(Stored dataset items)
|---|
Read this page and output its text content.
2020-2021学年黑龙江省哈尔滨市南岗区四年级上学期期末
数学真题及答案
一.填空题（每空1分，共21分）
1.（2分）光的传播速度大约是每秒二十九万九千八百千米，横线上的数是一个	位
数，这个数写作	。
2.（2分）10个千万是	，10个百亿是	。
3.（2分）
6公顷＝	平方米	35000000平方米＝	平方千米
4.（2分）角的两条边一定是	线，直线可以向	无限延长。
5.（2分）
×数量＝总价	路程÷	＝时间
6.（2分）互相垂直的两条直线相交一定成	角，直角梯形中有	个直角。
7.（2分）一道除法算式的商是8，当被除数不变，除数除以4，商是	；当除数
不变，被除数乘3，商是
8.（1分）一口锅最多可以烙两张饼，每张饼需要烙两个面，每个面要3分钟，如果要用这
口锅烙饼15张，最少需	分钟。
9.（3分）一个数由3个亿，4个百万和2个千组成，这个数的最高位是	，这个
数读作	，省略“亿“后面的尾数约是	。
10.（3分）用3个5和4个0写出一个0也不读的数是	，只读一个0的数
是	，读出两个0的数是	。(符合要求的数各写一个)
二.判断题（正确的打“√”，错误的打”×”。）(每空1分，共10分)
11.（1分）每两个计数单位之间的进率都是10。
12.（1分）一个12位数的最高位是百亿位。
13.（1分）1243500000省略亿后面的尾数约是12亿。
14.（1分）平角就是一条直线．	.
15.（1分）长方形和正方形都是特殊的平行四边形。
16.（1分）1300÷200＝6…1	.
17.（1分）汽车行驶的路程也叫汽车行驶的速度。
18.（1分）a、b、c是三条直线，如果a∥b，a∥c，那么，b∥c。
|---|
> Written problem: In this exercise, repeat all entries exactly.

> Response to the exercise:
Read this page and output its text content.
2020-2021学年黑龙江省哈尔滨市南岗区四年级上学期期末
数学真题及答案
一.填空题（每空1分，共21分）
1.（2分）光的传播速度大约是每秒二十九万九千八百千米，横线上的数是一个	位
数，这个数写作	。
2.（2分）10个千万是	，10个百亿是	。
3.（2分）
6公顷＝	平方米	35000000平方米＝	平方千米
4.（2分）角的两条边一定是	线，直线可以向	无限延长。
5.（2分）
×数量＝总价	路程÷	＝时间
6.（2分）互相垂直的两条直线相交一定成	角，直角梯形中有	个直角。
7.（2分）一道除法算式的商是8，当被除数不变，除数除以4，商是	；当除数
不变，被除数乘3，商是
8.（1分）一口锅最多可以烙两张饼，每张饼需要烙两个面，每个面要3分钟，如果要用这
口锅烙饼15张，最少需	分钟。
9.（3分）一个数由3个亿，4个百万和2个千组成，这个数的最高位是	，这个
数读作	，省略“亿“后面的尾数约是	。
10.（3分）用3个5和4个0写出一个0也不读的数是	，只读一个0的数
是	，读出两个0的数是	。(符合要求的数各写一个)
二.判断题（正确的打“√”，错误的打”×”。）(每空1分，共10分)
11.（1分）每两个计数单位之间的进率都是10。
12.（1分）一个12位数的最高位是百亿位。
13.（1分）1243500000省略亿后面的尾数约是12亿。
14.（1分）平角就是一条直线．	.
15.（1分）长方形和正方形都是特殊的平行四边形。
16.（1分）1300÷200＝6…1	.
17.（1分）汽车行驶的路程也叫汽车行驶的速度。
18.（1分）a、b、c是三条直线，如果a∥b，a∥c，那么，b∥c。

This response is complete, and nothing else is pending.